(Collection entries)
====

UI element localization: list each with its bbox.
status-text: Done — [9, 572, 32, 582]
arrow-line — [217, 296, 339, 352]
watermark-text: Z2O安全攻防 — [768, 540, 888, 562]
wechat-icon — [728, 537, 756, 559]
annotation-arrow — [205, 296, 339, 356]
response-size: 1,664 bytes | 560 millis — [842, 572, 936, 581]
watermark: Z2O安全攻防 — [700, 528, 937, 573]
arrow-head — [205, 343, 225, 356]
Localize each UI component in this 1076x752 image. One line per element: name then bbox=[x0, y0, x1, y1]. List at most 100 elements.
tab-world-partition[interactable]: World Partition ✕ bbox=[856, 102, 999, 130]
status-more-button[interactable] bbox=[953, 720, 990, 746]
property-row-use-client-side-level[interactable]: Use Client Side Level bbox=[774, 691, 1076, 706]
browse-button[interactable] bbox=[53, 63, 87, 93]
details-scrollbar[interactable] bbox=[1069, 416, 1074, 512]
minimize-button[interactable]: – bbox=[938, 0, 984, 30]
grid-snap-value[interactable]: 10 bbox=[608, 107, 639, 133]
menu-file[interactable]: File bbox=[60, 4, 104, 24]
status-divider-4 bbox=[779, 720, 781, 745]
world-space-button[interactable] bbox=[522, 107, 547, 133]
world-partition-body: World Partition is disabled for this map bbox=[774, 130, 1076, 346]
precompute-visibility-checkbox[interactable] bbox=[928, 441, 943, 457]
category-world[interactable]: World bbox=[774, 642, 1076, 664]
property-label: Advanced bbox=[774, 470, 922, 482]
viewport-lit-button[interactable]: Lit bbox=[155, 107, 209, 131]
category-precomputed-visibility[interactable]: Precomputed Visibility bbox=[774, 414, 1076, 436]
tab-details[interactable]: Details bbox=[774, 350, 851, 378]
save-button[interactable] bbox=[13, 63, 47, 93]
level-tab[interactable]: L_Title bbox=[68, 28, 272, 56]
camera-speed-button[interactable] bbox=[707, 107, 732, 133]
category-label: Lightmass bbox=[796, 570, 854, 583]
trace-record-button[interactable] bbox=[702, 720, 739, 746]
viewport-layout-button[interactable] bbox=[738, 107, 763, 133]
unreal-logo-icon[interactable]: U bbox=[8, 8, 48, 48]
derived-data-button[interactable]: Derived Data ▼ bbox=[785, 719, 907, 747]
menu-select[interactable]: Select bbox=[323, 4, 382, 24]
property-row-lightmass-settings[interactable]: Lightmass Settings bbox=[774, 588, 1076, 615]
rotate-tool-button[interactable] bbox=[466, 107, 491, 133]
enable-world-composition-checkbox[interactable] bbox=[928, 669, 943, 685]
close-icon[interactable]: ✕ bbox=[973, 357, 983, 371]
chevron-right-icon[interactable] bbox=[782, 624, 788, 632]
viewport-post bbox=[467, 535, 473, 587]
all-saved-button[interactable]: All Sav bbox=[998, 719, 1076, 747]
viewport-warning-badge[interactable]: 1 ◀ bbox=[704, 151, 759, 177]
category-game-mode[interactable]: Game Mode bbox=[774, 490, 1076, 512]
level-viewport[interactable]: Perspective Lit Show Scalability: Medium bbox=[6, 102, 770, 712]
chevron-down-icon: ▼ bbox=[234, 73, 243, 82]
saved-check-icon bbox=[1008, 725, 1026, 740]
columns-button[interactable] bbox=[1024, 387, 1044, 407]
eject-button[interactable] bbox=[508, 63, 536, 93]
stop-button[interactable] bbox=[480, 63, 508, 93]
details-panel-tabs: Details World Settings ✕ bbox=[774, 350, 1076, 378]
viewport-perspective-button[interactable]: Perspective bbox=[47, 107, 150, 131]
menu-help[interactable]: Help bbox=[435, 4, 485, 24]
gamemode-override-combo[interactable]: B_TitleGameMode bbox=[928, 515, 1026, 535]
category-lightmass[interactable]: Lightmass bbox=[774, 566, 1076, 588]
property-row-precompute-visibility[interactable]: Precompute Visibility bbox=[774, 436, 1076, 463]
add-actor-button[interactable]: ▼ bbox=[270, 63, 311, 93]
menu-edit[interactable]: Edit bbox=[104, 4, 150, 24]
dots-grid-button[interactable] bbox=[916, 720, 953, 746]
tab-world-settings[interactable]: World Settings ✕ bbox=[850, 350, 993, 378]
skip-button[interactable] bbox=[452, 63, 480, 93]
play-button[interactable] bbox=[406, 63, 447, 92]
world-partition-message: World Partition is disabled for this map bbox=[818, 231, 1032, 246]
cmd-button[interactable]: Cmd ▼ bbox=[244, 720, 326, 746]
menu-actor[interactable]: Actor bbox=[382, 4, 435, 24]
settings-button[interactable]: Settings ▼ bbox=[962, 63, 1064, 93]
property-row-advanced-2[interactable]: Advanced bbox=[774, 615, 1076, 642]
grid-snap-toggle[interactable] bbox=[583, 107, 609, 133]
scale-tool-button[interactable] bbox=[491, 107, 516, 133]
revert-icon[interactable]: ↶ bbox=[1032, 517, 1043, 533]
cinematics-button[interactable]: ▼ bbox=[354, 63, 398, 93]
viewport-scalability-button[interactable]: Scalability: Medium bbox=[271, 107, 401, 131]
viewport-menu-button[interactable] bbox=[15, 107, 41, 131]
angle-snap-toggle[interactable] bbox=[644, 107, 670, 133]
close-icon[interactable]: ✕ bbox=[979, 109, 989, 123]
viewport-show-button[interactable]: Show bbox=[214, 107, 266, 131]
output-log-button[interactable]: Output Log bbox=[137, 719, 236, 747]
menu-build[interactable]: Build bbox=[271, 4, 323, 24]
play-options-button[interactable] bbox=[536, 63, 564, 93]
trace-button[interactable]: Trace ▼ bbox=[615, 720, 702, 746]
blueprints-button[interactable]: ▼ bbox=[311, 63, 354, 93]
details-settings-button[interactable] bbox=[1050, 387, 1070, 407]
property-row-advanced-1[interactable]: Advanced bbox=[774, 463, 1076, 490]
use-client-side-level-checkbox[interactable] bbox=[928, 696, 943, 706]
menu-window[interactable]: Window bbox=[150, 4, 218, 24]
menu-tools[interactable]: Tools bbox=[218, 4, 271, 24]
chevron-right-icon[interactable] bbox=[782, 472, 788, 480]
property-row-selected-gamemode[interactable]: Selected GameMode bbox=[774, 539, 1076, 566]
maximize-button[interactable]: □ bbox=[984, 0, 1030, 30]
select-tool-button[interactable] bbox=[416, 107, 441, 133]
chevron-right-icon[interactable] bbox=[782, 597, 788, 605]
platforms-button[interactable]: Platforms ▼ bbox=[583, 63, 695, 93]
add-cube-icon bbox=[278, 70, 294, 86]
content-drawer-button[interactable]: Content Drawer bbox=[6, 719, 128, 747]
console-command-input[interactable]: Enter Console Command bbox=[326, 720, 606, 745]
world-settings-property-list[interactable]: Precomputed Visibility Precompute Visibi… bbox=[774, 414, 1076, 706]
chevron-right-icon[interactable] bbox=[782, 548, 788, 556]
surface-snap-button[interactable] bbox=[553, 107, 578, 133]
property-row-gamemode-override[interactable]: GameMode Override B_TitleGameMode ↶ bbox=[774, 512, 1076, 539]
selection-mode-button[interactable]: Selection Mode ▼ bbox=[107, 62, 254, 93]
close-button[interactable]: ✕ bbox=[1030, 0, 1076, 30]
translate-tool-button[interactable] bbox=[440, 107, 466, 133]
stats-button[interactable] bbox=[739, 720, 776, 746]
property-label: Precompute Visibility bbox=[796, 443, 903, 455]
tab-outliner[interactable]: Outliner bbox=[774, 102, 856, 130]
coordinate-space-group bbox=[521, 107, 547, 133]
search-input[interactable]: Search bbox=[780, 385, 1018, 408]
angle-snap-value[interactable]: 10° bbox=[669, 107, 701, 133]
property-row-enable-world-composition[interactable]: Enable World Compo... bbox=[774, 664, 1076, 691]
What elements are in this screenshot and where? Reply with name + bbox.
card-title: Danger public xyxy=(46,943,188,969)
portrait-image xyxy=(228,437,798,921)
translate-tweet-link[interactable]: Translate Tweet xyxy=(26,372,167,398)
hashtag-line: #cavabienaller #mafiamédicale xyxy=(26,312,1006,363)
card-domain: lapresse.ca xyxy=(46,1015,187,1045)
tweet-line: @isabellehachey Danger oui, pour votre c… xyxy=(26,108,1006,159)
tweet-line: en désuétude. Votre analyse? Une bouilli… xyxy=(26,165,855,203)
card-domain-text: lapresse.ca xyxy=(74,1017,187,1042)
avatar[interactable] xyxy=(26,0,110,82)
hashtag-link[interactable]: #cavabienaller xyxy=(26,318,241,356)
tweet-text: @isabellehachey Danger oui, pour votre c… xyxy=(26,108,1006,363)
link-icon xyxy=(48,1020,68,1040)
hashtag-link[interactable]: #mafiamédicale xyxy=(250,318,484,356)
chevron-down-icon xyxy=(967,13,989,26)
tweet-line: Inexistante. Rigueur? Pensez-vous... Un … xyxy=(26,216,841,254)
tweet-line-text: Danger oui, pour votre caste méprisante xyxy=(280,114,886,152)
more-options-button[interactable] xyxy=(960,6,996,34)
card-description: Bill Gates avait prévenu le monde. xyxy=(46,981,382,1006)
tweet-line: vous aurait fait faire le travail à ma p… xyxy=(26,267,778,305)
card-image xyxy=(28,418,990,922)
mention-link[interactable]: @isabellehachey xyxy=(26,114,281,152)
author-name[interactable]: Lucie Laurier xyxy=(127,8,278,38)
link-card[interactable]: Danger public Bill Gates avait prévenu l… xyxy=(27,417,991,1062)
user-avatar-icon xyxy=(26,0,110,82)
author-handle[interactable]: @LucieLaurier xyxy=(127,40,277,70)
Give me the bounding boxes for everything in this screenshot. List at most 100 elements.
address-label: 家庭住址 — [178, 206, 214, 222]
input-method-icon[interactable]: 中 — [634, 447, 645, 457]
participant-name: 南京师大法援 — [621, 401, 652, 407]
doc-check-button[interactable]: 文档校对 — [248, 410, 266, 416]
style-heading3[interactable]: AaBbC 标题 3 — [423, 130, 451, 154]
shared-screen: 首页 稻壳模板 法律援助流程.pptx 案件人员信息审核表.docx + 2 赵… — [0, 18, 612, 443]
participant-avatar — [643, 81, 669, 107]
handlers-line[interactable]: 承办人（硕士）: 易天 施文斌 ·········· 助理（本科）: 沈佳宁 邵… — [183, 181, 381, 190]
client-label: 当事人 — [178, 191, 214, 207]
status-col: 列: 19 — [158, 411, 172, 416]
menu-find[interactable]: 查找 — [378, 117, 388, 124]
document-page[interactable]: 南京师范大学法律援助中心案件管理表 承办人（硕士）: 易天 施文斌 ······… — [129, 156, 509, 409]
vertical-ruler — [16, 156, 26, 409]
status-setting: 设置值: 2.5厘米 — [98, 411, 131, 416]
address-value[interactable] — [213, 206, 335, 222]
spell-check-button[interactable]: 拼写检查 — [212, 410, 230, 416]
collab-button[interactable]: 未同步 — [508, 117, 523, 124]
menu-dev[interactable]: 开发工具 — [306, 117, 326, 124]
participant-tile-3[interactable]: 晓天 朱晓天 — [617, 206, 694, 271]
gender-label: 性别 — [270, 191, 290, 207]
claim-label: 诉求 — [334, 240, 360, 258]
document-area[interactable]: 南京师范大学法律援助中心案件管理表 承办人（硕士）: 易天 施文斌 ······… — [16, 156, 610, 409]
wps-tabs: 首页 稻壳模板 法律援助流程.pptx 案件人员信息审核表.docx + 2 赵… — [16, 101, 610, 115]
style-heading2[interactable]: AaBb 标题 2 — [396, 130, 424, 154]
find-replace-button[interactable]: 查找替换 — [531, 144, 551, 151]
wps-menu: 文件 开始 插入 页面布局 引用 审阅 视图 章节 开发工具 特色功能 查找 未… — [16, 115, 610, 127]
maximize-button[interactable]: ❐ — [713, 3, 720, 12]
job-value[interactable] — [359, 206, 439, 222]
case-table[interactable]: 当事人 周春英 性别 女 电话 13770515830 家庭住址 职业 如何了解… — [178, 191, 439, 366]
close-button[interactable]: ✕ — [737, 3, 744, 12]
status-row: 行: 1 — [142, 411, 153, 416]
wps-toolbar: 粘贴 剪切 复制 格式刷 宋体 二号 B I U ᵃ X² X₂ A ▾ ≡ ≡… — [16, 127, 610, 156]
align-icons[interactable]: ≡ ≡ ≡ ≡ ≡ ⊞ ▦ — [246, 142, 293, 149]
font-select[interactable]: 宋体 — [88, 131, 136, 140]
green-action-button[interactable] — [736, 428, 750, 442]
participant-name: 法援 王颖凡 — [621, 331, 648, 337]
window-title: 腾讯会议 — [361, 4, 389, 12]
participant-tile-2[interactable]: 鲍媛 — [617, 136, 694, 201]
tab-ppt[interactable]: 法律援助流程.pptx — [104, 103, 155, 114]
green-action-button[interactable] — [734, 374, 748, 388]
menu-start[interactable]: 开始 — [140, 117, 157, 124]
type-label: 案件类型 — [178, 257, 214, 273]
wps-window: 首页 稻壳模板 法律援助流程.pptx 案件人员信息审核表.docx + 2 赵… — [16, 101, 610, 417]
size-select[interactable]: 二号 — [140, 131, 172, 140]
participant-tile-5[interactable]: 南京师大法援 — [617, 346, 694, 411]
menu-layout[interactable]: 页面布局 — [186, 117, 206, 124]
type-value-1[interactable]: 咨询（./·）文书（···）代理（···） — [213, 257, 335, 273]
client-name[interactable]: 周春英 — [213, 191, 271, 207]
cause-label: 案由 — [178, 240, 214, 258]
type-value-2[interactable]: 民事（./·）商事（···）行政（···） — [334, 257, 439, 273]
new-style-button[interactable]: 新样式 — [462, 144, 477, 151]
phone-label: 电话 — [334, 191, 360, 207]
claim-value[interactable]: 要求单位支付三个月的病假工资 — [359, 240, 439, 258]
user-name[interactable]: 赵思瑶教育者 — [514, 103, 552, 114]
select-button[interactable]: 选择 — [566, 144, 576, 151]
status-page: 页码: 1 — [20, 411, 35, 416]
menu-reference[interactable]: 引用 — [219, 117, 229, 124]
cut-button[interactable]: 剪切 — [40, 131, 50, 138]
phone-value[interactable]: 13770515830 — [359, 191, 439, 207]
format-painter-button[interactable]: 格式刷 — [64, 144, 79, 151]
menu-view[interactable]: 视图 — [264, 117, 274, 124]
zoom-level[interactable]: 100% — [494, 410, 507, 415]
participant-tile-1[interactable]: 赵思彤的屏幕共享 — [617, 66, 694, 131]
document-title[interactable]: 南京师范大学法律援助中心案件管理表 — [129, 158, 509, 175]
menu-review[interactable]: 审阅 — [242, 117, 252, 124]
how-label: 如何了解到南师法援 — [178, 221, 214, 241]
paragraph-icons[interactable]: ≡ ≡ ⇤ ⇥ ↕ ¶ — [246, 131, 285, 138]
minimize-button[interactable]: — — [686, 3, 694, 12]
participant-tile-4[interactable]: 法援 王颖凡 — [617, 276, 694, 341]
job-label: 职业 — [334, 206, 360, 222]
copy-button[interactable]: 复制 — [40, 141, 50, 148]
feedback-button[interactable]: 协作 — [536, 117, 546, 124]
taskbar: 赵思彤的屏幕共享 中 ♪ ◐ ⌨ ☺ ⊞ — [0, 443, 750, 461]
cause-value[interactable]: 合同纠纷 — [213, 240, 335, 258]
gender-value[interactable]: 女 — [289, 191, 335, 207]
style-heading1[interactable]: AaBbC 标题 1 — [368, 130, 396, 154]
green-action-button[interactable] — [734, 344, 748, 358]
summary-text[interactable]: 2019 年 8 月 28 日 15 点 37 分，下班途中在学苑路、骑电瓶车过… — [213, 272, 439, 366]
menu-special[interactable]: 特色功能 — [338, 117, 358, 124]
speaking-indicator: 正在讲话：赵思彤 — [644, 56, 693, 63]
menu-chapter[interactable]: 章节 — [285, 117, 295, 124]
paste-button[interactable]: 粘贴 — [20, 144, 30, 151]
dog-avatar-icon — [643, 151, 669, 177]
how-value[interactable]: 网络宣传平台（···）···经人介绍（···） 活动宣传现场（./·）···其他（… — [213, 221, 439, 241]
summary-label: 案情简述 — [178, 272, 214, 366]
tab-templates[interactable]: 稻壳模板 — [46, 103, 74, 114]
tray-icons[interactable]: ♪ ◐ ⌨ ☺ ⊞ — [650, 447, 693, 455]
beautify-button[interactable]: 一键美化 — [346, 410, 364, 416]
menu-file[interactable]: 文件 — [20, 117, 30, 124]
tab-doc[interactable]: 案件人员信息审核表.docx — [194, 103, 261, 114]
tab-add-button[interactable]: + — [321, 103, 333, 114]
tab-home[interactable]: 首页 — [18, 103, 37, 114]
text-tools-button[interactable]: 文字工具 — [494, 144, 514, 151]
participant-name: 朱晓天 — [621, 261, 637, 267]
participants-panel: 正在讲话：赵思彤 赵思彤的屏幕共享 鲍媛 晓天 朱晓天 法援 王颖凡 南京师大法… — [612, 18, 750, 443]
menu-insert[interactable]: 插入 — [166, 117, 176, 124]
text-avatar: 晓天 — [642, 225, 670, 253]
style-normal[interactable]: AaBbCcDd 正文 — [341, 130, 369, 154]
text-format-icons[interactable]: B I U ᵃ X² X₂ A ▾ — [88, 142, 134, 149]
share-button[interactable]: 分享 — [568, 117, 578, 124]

====

What you have to do
Rewrite everything from the start of the data down to the line containing "arrow-head — [205, 343, 225, 356]", with "annotation-arrow" changed to "callout-arrow" and all else left unchanged.

Answer to the exercise
UI element localization: list each with its bbox.
status-text: Done — [9, 572, 32, 582]
arrow-line — [217, 296, 339, 352]
watermark-text: Z2O安全攻防 — [768, 540, 888, 562]
wechat-icon — [728, 537, 756, 559]
callout-arrow — [205, 296, 339, 356]
response-size: 1,664 bytes | 560 millis — [842, 572, 936, 581]
watermark: Z2O安全攻防 — [700, 528, 937, 573]
arrow-head — [205, 343, 225, 356]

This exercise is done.